[A block of data]
^^^^^^^^^^^^^^^^
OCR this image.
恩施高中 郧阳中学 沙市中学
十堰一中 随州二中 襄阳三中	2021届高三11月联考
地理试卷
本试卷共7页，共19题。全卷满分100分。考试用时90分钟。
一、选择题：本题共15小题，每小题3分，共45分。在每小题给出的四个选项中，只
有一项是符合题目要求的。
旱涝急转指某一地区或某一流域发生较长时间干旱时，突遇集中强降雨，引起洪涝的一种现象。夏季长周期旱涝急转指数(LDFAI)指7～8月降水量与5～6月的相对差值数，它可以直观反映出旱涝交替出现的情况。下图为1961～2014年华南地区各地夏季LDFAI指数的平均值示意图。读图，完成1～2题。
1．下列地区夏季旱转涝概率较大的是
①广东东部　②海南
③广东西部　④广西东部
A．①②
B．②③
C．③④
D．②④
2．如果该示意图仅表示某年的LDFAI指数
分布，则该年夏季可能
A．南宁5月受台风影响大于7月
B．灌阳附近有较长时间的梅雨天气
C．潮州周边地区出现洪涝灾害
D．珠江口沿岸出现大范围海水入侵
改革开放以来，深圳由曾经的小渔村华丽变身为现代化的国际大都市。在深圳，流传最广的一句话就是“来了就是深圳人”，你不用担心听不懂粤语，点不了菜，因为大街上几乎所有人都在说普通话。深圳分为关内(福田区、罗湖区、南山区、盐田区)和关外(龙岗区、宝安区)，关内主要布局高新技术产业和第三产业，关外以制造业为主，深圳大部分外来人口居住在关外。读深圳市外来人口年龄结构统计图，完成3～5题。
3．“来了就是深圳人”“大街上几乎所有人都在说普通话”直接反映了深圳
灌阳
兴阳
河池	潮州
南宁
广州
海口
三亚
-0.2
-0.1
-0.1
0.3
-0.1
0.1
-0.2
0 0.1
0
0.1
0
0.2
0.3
^^^^^^^^^^^^^^^^
• **Given problem**
Keep only those lines of the records that hold "来了就是深圳人", and return them.

• **Solution**
改革开放以来，深圳由曾经的小渔村华丽变身为现代化的国际大都市。在深圳，流传最广的一句话就是“来了就是深圳人”，你不用担心听不懂粤语，点不了菜，因为大街上几乎所有人都在说普通话。深圳分为关内(福田区、罗湖区、南山区、盐田区)和关外(龙岗区、宝安区)，关内主要布局高新技术产业和第三产业，关外以制造业为主，深圳大部分外来人口居住在关外。读深圳市外来人口年龄结构统计图，完成3～5题。
3．“来了就是深圳人”“大街上几乎所有人都在说普通话”直接反映了深圳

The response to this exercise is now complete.